▶ _Exercise objective_: Of the lines in this listing, how many contain the word "Постановлением"? Give the number and nothing else.

Start Supplied records

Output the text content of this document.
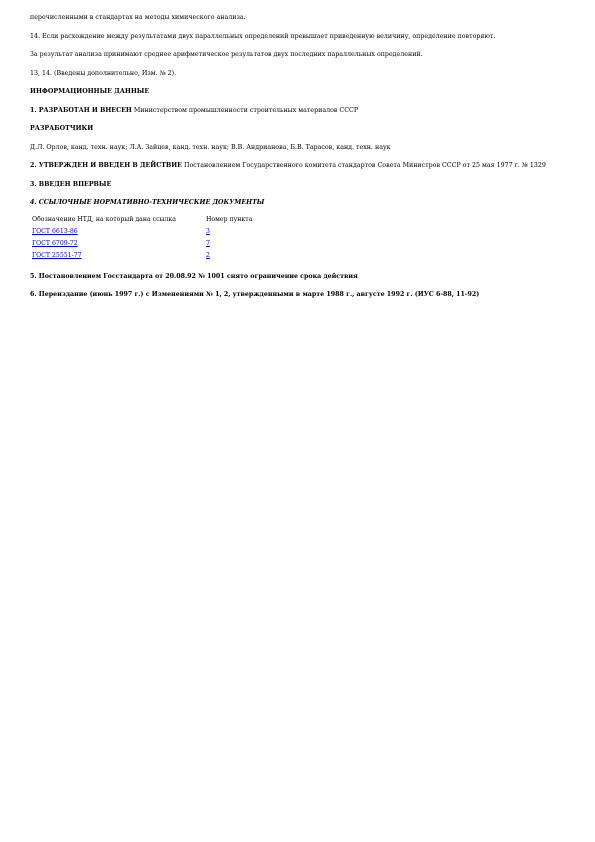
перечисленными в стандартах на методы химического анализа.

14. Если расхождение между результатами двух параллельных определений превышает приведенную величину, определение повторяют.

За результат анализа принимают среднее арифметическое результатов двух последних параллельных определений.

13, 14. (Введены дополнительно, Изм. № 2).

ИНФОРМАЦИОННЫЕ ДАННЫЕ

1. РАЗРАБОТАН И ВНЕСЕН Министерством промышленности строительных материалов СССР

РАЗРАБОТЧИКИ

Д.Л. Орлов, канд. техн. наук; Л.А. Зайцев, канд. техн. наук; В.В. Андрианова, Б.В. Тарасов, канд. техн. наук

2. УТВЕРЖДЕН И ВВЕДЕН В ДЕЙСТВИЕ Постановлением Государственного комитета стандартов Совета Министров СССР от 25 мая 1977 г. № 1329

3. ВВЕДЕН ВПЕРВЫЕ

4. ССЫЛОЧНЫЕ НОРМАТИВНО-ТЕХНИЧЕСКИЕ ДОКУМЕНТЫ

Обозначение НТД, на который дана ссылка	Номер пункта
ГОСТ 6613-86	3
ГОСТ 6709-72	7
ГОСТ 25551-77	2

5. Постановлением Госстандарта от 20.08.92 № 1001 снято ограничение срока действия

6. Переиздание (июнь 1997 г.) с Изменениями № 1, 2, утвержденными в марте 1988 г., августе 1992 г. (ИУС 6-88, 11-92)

End Supplied records
Start Supplied records

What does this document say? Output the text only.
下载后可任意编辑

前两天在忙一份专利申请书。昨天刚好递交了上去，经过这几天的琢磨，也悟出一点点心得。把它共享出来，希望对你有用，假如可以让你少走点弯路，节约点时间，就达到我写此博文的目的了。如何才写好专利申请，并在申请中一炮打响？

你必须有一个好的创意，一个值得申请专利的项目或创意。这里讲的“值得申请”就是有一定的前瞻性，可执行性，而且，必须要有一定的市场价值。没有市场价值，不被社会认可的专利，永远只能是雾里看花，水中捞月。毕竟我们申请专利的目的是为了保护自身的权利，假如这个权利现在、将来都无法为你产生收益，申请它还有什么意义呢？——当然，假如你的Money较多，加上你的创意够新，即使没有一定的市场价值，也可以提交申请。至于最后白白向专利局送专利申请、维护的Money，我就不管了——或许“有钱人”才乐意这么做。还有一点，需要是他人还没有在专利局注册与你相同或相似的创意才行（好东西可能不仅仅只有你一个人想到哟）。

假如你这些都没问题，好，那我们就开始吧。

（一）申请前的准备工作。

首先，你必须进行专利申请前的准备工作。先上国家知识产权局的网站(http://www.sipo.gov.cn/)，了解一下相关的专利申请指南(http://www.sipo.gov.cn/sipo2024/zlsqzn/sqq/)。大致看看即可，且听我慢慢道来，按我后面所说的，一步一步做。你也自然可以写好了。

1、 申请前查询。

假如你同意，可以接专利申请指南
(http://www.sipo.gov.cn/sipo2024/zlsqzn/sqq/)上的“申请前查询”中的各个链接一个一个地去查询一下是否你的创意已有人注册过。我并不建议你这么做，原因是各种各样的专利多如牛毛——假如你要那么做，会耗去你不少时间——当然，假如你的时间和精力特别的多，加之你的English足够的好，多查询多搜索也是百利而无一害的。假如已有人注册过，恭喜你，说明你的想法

End Supplied records

▶ _Correct answer_: 2